> **SOURCE EXTRACT**
★ ★ ★

If you are trying to fix the image AFTER the scan in PS, you will get poorer results than trying to fix the image at the time of the scan.

That's not to say you might help yourself by removing specs and artifacts in PS but most, if not all of bleed-through can be removed at the time of scanning.

Good luck!

Report · Apr 25, 2021

It is beyond my understanding why Acrobat DC has not getting better at OCR throughout so many years. I'm doing about everything with Acrobat DC except OCR. Try Kofax Power PDF Advanced Power PDF, the attached file is the result of its OCR. Too bad having two use two programs to produce a PDF...

Report · Apr 25, 2021

Hi V5E7A,

I just looked at your document and to be very honest, it doesn't look like you read any of the preceding comments from Dov Isaacs or myself, nor did you read the linked reference to the blog I wrote for Adobe.

The quality of the scan you show in your attached PDF looks like a low quality photocopy of typewritten content with a lot of the parts of the characters missing (loops of letters not closed, ascenders and descenders missing regions, etc.). This is a nightmare for any OCR application. Plus, you also have a lot of bleed-through from the other side of the page, a specific issue I raised in my blog to prevent against. But since the photocopying is blurry, there's not much you can do with scanning at a higher resolution, the document is already starting from a bad place.

If you can find software that can do a better job than this, by all means, use it. But you cannot expect to take a worn, well used pallet to a cabinet maker and have them make fine furniture from it.

Report · Apr 25, 2021

Hi gary_sc, please compare this file with the result of Acrobat's OCR. Do you see a difference?

Report · Apr 25, 2021

You didn't attach any file to this message.

Report · Apr 25, 2021

Didn't you comment on the file earlier?

Report · Apr 25, 2021

That was a single 51 page document. I was assuming that you'd provide a single one page (each) comparison. I have no way to look at a 51 page document and wonder what the other version would be.

Sorry

Report · Feb 03, 2022

gary_sc's article on how to scan is really good and helpful if you are digitizing paper. What is not so great are the various apologies made for Acrobat's long-standing crummy OCR results. Is the original scan less than ideal? Certainly. Do other comparabily priced PDF editor's OCR enginges do a way better job despite those deficiencies? If V5E7A's Kofax link is any indication, then definitely.

From the first paragraph of that document Kofax results looked like this copied to text file:

Over the last few years, the toy market has been increasingly flooded with -chip-based toys so that now they are a part of everyday life for moat children and many adults. Initially, most of the electronic games were packages utilising the home television sec but now all kinds of toys are appearing including mobile toys and learning games. With such a growth industry, one wonders what the next few years will produce but there is no doubt that it will be more -chip" based entertainment.

Acrobat DC yields this:

Over the last few years, th11 toy 111arket hau been increasingly flooded
with "chip" based toys so that now th&y are a part of evuryday life for
moat children and many adults. Initially, moat of the 11lectronic games
were packages utilising the homa television set but now all kinds of toys
are appearing including mobile toya and l11arning games. With such a
growth industry, one wond11rs what the next few years will produce but
there is no doubt that it will be more "chip" busttd antertailllllenc .

★ ★ ★

Dataset entries
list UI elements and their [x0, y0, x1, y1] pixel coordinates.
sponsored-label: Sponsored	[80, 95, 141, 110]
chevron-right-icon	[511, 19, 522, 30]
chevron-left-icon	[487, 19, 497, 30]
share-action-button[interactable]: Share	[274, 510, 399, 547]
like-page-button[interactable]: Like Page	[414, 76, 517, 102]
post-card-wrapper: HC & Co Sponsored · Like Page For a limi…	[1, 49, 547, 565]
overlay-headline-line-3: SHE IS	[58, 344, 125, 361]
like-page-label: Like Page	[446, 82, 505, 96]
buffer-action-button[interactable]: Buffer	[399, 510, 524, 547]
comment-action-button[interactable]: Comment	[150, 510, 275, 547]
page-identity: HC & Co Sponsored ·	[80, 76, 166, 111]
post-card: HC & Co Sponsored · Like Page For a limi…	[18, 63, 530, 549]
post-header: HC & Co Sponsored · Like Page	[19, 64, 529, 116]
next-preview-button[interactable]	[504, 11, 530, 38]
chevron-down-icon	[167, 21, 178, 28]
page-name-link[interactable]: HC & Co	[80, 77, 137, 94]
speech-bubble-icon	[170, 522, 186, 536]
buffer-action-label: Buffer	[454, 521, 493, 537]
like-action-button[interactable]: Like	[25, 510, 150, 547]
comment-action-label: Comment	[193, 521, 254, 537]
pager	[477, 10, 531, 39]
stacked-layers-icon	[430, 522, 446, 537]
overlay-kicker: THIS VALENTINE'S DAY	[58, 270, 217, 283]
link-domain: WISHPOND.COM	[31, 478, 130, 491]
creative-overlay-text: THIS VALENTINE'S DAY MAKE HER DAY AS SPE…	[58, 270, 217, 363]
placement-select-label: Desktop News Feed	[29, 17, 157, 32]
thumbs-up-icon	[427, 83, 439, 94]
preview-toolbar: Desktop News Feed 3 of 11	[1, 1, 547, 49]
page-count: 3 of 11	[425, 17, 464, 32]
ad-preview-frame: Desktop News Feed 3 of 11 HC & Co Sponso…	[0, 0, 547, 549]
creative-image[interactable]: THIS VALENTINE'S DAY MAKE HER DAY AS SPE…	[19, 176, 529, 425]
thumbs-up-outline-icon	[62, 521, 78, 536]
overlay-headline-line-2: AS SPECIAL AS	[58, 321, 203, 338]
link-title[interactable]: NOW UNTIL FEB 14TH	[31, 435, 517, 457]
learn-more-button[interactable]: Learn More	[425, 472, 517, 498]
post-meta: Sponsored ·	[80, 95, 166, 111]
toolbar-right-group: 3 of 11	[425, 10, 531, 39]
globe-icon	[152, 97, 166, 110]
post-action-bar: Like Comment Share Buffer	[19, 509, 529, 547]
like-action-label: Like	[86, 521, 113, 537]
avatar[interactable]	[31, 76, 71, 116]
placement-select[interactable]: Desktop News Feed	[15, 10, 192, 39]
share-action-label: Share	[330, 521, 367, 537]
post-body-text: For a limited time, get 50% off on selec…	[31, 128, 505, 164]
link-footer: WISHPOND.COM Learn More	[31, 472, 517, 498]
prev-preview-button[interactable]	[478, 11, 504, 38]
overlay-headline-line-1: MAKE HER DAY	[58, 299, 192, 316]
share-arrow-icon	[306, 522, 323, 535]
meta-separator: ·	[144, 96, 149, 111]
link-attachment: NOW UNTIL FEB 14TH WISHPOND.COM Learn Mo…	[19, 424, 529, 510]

★ ★ ★

> **TASK DIRECTIONS**
Write the next part of the forum thread on Acrobat's OCR, continuing on from its last line. The records were taken from a separate source.

> **REPLY TO THE EXERCISE**
Sure they both have swampy kids and Acrobat did a better job capturing the quotes around "chip", but as far as general readability goes Kofax did a way better job than Acrobat's love of 1's and l's. Your mileage may vary with the usage of line breaks - Acrobat is more 'verbatim' and captures the look of the formatting a little better, but Kofax is overall more functional with less cleanup to make it presentable. If the goal was to make the existing PDF more accessible via screenreader then Kofax appears to do a better job of this out of the box.

Sadly the answer to OneSwitch's question seems to be: There is nothing you can do to improve Acrobat's OCR with the document as-is, this has been an issue for a long time, and you would be better off dropping some more money on something else.

Report · Dec 22, 2021

Astounding resulst vs… well… the Acrobat OCR engine 😕

Report · Mar 10, 2023

Aparentemente Gary y Dov Isaacs se han quedado en el tiempo al menos unas 2 decadas. Desconozco si serán profesionales o no, pero si van a dar una opinion correspondería que al menos se informen de las tecnologías de nuestro tiempo. Les doy a Gary y Dov un breve repaso gratis: semántica latente, deep learning, redes neuronales recurrentes, modelos preentrenados, transformers, aprendizaje autosupervisado, enormes modelos de lenguaje, modelos generativos preentrenados basados en transformers... bienvenidos a nuestro tiempo!

Efectivamente el método de reconocimiento de texto que utiliza adobe es anticuado y no está aplicando los enormes modelo de lenguaje que se utilizan hoy en día y por lo tanto no puede predecir absolutamente nada.

Report · Mar 10, 2023

Hi, @institucion288134099in1. Thank you! To put me in the same sentence as Dov, I find a great honor. I have tremendous respect for him.

Actually, I very much agree with you. I've been wondering myself WHEN (not if), AI will be trained on OCR, I think it will be a tremendous feature and is absolutely needed.

Fortunately or unfortuantely, Adobe does not create the OCR engine that they use. They license it from the creator. I'm very sorry, but as I sit here, I cannot remember who it is—I did used to know but I was told that years ago and it has slipped my mind. I say fortunatetly because that means that this third party can, and maybe already has, started on that. But I have no idea and will probably hear about this technology at the same time that you do. Remember, I do not work for Adobe (Dov does).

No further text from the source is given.